>> begin Records for processing
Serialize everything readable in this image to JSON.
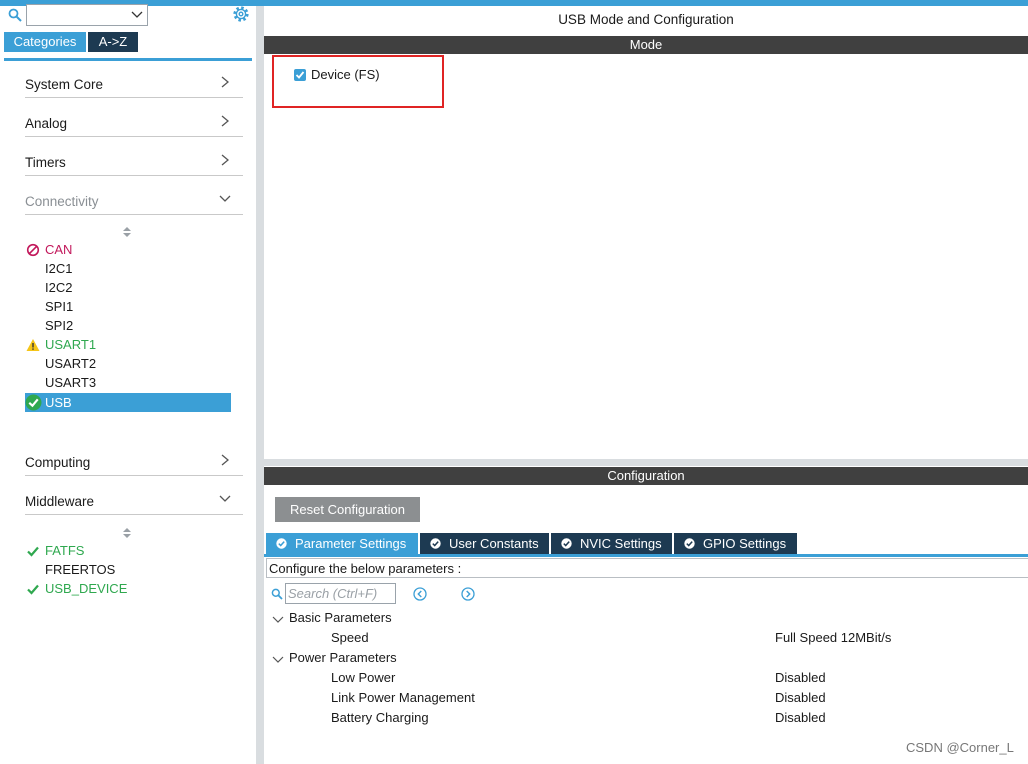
{
  "colors": {
    "accent": "#3b9fd6",
    "dark_tab": "#1d3a52",
    "header": "#404040",
    "error": "#c2185b",
    "ok": "#2fa84f",
    "warning": "#f5c518",
    "highlight_box": "#e02424"
  },
  "left": {
    "tabs": {
      "categories": "Categories",
      "az": "A->Z"
    },
    "categories": {
      "system_core": "System Core",
      "analog": "Analog",
      "timers": "Timers",
      "connectivity": "Connectivity",
      "computing": "Computing",
      "middleware": "Middleware"
    },
    "connectivity_items": [
      {
        "label": "CAN",
        "status": "error"
      },
      {
        "label": "I2C1",
        "status": "none"
      },
      {
        "label": "I2C2",
        "status": "none"
      },
      {
        "label": "SPI1",
        "status": "none"
      },
      {
        "label": "SPI2",
        "status": "none"
      },
      {
        "label": "USART1",
        "status": "warning"
      },
      {
        "label": "USART2",
        "status": "none"
      },
      {
        "label": "USART3",
        "status": "none"
      },
      {
        "label": "USB",
        "status": "ok-selected"
      }
    ],
    "middleware_items": [
      {
        "label": "FATFS",
        "status": "ok"
      },
      {
        "label": "FREERTOS",
        "status": "none"
      },
      {
        "label": "USB_DEVICE",
        "status": "ok"
      }
    ]
  },
  "right": {
    "title": "USB Mode and Configuration",
    "mode_header": "Mode",
    "mode_checkbox_label": "Device (FS)",
    "mode_checkbox_checked": true,
    "config_header": "Configuration",
    "reset_button": "Reset Configuration",
    "param_tabs": [
      "Parameter Settings",
      "User Constants",
      "NVIC Settings",
      "GPIO Settings"
    ],
    "info_text": "Configure the below parameters :",
    "search_placeholder": "Search (Ctrl+F)",
    "groups": [
      {
        "name": "Basic Parameters",
        "params": [
          {
            "name": "Speed",
            "value": "Full Speed 12MBit/s"
          }
        ]
      },
      {
        "name": "Power Parameters",
        "params": [
          {
            "name": "Low Power",
            "value": "Disabled"
          },
          {
            "name": "Link Power Management",
            "value": "Disabled"
          },
          {
            "name": "Battery Charging",
            "value": "Disabled"
          }
        ]
      }
    ]
  },
  "watermark": "CSDN @Corner_L"
}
>> end Records for processing
Given exercise>
Reproduce the records above exactly, leaving out every picture they contain.

Output of the exercise>
Serialize everything readable in this image to JSON.
{
  "colors": {
    "accent": "#3b9fd6",
    "dark_tab": "#1d3a52",
    "header": "#404040",
    "error": "#c2185b",
    "ok": "#2fa84f",
    "warning": "#f5c518",
    "highlight_box": "#e02424"
  },
  "left": {
    "tabs": {
      "categories": "Categories",
      "az": "A->Z"
    },
    "categories": {
      "system_core": "System Core",
      "analog": "Analog",
      "timers": "Timers",
      "connectivity": "Connectivity",
      "computing": "Computing",
      "middleware": "Middleware"
    },
    "connectivity_items": [
      {
        "label": "CAN",
        "status": "error"
      },
      {
        "label": "I2C1",
        "status": "none"
      },
      {
        "label": "I2C2",
        "status": "none"
      },
      {
        "label": "SPI1",
        "status": "none"
      },
      {
        "label": "SPI2",
        "status": "none"
      },
      {
        "label": "USART1",
        "status": "warning"
      },
      {
        "label": "USART2",
        "status": "none"
      },
      {
        "label": "USART3",
        "status": "none"
      },
      {
        "label": "USB",
        "status": "ok-selected"
      }
    ],
    "middleware_items": [
      {
        "label": "FATFS",
        "status": "ok"
      },
      {
        "label": "FREERTOS",
        "status": "none"
      },
      {
        "label": "USB_DEVICE",
        "status": "ok"
      }
    ]
  },
  "right": {
    "title": "USB Mode and Configuration",
    "mode_header": "Mode",
    "mode_checkbox_label": "Device (FS)",
    "mode_checkbox_checked": true,
    "config_header": "Configuration",
    "reset_button": "Reset Configuration",
    "param_tabs": [
      "Parameter Settings",
      "User Constants",
      "NVIC Settings",
      "GPIO Settings"
    ],
    "info_text": "Configure the below parameters :",
    "search_placeholder": "Search (Ctrl+F)",
    "groups": [
      {
        "name": "Basic Parameters",
        "params": [
          {
            "name": "Speed",
            "value": "Full Speed 12MBit/s"
          }
        ]
      },
      {
        "name": "Power Parameters",
        "params": [
          {
            "name": "Low Power",
            "value": "Disabled"
          },
          {
            "name": "Link Power Management",
            "value": "Disabled"
          },
          {
            "name": "Battery Charging",
            "value": "Disabled"
          }
        ]
      }
    ]
  },
  "watermark": "CSDN @Corner_L"
}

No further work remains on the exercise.